## Set exercise 1
In the audit report excerpt, start with "To: shareholders of" and go on through "significant accounting policies.", and swap "subsidiary" for "affiliate".
## Set exercise 2
According to the audit report excerpt, what is the name of the subsidiary of AB LINAS?

## Source extract
⁂

To: shareholders of AB LINAS

Report on the audit of the financial statements of AB LINAS and of the consolidated financial statements of the Group

Opinion

We have audited the financial statements of AB LINAS (hereinafter - the Company), and of the consolidated financial statements of AB LINAS and its subsidiary UAB Lino apdaila (hereinafter the Group), which comprise the statement on financial position of the Group and of the Company as of 31 December 2021, the income statement and the statement of other comprehensive income of the Group and the Company for the year then ended, the cash flow statement of the Group and the Company, the statement on changes in equity of the Group and the Company, Notes to the financial statements, including a summary of significant accounting policies.

In our opinion, the accompanying financial statements of the Group and of the Company present fairly, in all material respects, the financial position of the Group and the Company as of 31 December 2021, the financial performance results of the Group and the Company for the year then ended, and the cash flows of the Group and the Company in accordance with the International Financial Reporting Standards as adopted by the European Union.

⁂

## Supplied entries
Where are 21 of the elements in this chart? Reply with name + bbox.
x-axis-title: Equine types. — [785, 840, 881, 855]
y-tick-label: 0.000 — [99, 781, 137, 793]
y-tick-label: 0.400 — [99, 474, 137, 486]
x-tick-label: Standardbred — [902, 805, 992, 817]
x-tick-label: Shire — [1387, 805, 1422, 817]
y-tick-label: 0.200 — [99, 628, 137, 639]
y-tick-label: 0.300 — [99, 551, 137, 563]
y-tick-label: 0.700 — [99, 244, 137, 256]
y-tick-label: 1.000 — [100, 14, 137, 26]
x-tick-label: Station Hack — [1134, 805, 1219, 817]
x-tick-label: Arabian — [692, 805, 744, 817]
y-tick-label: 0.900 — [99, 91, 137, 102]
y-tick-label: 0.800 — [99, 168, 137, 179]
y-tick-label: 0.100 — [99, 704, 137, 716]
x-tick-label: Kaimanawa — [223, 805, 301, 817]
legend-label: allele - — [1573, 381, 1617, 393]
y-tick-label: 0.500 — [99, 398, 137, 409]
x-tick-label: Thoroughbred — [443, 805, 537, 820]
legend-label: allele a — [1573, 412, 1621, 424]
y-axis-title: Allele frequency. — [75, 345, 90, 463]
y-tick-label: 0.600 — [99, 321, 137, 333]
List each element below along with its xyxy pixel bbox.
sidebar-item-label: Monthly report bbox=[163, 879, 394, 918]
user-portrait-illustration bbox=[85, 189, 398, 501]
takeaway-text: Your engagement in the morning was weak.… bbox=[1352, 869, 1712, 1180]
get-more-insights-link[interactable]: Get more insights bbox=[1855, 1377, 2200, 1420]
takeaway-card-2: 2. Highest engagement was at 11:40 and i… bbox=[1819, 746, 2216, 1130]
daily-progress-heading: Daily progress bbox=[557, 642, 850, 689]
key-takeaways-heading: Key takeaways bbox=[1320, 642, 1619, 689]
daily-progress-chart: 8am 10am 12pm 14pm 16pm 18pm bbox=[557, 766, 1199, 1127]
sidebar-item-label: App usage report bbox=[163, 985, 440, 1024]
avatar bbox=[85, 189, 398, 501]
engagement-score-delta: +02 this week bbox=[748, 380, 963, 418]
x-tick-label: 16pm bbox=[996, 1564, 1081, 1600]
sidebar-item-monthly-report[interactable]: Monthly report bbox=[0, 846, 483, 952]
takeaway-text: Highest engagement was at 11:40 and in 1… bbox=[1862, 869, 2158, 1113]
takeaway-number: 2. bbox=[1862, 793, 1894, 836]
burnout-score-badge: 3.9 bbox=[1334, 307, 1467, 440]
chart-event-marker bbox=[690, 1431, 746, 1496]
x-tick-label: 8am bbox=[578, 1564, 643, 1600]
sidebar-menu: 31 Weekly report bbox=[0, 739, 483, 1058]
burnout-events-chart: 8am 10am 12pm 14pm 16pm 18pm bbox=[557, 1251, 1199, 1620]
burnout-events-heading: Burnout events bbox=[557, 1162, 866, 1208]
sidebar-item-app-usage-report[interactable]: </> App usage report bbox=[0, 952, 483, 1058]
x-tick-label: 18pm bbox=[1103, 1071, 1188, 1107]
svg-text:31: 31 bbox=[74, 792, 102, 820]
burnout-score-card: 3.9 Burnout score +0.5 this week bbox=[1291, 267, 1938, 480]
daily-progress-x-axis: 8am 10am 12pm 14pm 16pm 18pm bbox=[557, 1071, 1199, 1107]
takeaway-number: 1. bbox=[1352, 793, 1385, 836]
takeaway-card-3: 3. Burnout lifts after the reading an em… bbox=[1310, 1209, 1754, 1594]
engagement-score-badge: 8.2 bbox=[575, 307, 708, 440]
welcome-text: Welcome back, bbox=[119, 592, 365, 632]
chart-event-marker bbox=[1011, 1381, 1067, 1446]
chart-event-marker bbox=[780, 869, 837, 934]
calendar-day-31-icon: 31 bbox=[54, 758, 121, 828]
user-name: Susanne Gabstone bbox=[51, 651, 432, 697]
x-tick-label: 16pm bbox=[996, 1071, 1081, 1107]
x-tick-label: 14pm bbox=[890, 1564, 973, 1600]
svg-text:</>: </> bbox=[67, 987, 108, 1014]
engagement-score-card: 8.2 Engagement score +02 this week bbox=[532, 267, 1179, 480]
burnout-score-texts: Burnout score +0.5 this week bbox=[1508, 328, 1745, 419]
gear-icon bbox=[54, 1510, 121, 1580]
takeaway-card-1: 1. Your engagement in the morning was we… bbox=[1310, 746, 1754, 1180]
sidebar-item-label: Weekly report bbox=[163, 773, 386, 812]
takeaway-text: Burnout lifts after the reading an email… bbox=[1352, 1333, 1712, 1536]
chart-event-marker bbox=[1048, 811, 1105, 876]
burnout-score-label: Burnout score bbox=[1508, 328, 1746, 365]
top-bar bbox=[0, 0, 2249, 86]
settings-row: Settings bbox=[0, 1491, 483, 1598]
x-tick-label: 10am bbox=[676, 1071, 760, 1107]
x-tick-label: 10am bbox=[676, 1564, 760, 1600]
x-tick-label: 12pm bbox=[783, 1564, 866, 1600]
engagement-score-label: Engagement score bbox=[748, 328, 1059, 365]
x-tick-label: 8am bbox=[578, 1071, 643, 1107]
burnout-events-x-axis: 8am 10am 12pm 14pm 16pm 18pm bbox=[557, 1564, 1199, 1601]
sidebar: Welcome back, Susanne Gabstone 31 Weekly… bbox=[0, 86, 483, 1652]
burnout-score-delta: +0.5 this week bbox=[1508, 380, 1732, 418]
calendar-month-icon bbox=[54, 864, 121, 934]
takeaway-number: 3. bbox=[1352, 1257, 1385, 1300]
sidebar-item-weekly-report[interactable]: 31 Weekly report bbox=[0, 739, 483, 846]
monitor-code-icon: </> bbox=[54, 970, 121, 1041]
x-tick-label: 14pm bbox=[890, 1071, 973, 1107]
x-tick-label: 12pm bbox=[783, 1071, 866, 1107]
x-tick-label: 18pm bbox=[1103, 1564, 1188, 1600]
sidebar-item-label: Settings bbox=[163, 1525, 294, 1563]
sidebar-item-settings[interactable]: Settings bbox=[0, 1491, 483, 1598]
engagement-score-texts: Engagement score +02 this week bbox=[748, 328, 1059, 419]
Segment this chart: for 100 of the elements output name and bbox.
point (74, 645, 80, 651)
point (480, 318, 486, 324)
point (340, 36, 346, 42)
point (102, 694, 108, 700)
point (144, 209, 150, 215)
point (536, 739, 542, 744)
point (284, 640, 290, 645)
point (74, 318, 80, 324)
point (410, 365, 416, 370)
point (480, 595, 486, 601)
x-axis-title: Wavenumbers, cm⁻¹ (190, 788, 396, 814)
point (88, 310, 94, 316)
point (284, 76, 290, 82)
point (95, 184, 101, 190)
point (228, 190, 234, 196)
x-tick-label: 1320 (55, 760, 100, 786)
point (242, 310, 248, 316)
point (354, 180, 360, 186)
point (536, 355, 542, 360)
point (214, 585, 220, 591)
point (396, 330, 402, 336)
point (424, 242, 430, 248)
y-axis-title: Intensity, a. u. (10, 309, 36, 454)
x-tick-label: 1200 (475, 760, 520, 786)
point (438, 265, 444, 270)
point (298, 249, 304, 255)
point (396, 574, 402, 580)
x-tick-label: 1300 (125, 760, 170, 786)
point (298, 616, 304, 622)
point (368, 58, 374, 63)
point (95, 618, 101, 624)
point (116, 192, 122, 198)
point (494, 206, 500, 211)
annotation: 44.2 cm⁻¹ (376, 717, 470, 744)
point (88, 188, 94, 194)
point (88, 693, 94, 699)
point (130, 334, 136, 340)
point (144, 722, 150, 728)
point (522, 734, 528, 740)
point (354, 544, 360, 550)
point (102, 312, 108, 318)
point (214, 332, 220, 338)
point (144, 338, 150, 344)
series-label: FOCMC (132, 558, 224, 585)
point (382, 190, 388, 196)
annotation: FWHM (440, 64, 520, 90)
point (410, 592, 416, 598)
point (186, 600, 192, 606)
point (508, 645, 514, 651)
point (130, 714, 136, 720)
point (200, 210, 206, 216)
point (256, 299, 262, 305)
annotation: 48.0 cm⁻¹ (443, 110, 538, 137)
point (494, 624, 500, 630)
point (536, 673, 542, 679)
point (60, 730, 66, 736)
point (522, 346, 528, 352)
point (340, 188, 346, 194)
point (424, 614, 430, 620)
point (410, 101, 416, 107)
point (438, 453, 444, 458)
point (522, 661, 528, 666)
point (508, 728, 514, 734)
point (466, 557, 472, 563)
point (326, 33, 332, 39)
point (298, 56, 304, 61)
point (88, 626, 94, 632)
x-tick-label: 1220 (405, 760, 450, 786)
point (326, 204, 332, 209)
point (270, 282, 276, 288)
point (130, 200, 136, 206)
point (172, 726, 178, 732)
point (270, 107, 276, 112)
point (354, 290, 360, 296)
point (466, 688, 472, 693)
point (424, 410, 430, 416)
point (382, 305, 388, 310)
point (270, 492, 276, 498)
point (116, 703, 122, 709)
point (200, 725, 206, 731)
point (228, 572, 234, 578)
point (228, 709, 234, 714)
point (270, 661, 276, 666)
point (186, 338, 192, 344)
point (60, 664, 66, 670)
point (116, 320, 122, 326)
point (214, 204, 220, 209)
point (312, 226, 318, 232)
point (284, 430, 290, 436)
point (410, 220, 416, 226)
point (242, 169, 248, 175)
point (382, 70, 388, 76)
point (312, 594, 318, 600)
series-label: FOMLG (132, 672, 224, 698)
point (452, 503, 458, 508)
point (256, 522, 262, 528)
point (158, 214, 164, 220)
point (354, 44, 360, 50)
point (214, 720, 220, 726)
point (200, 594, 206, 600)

⁂

## Task solution 1
To: shareholders of AB LINAS

Report on the audit of the financial statements of AB LINAS and of the consolidated financial statements of the Group

Opinion

We have audited the financial statements of AB LINAS (hereinafter - the Company), and of the consolidated financial statements of AB LINAS and its affiliate UAB Lino apdaila (hereinafter the Group), which comprise the statement on financial position of the Group and of the Company as of 31 December 2021, the income statement and the statement of other comprehensive income of the Group and the Company for the year then ended, the cash flow statement of the Group and the Company, the statement on changes in equity of the Group and the Company, Notes to the financial statements, including a summary of significant accounting policies.

## Task solution 2
UAB Lino apdaila